§ Data shown:
'''

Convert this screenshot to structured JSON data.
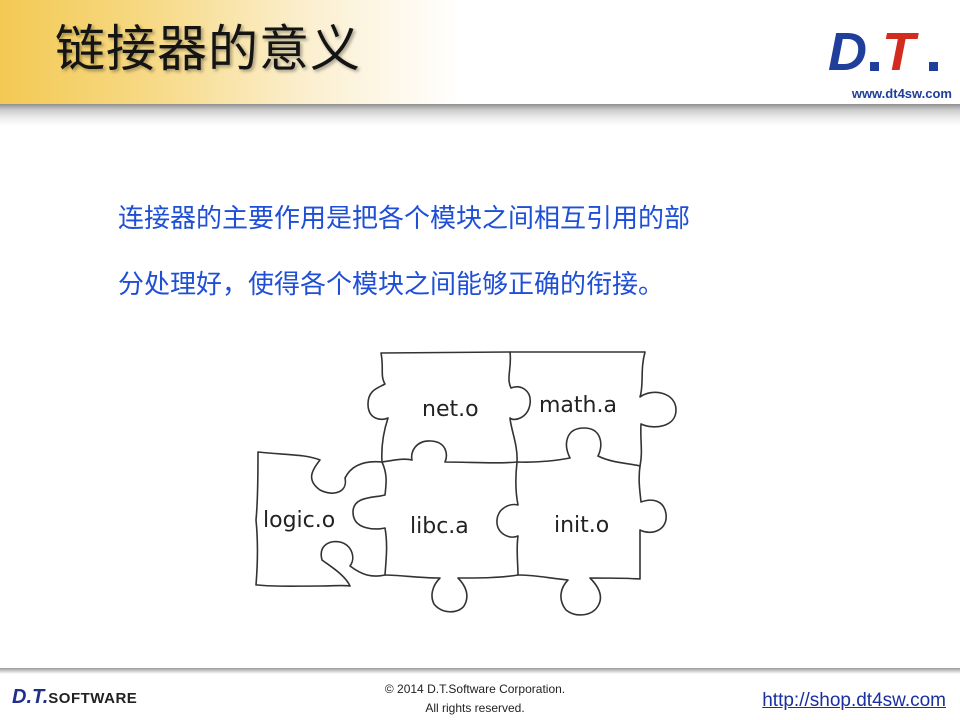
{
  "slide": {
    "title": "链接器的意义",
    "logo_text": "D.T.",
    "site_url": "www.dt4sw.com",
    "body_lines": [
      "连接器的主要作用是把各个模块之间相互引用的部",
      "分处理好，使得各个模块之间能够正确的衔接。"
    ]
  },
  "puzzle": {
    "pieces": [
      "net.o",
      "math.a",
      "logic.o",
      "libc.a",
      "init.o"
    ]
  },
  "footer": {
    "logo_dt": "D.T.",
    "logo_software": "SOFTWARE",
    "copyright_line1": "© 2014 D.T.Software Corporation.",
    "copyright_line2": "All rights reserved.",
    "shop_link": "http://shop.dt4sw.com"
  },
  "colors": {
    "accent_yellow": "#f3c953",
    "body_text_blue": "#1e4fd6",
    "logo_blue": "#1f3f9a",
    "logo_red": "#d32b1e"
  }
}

'''
'''

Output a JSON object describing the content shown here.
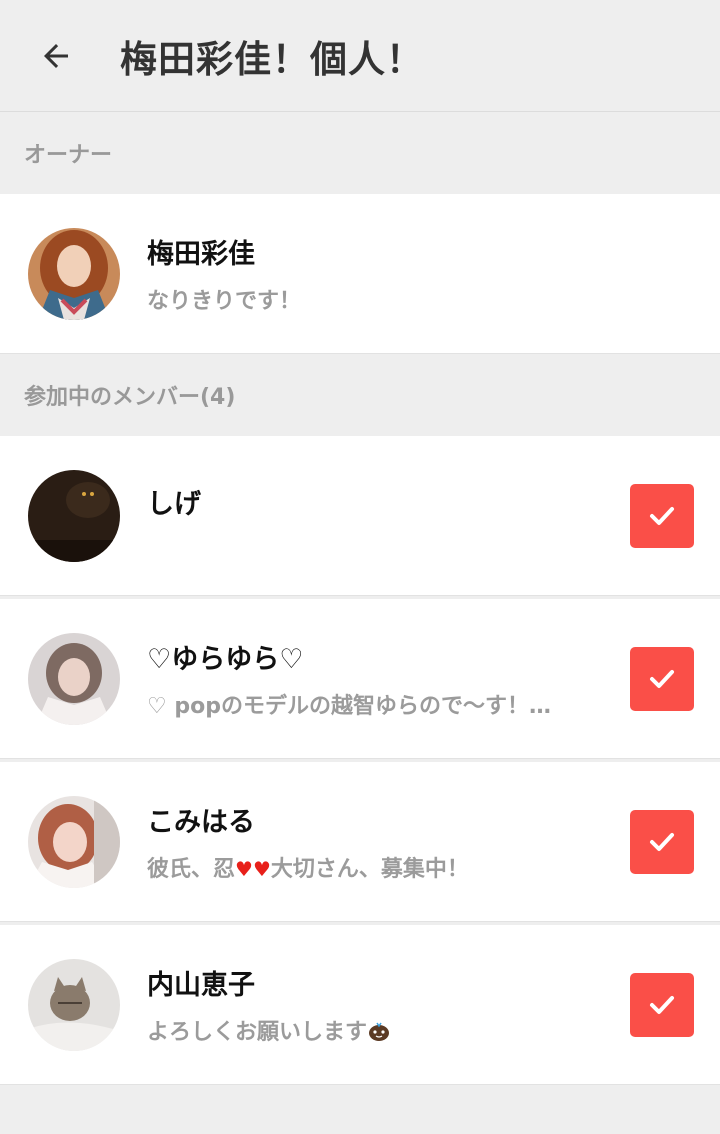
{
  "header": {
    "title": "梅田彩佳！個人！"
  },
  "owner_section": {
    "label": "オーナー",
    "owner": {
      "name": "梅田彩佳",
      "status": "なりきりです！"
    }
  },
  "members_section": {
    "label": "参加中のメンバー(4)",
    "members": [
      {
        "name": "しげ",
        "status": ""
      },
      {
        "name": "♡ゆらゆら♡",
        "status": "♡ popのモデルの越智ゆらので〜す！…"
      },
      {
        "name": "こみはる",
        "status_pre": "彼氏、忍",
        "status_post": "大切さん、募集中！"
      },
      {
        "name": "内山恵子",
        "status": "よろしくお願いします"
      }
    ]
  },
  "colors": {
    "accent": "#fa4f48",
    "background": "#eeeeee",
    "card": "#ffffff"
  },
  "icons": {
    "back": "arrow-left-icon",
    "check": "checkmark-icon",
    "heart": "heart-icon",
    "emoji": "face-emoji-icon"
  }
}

'''

§ Exercise directions:
Return solely the number of lines in the data that include the word "name".

§ Complete response:
5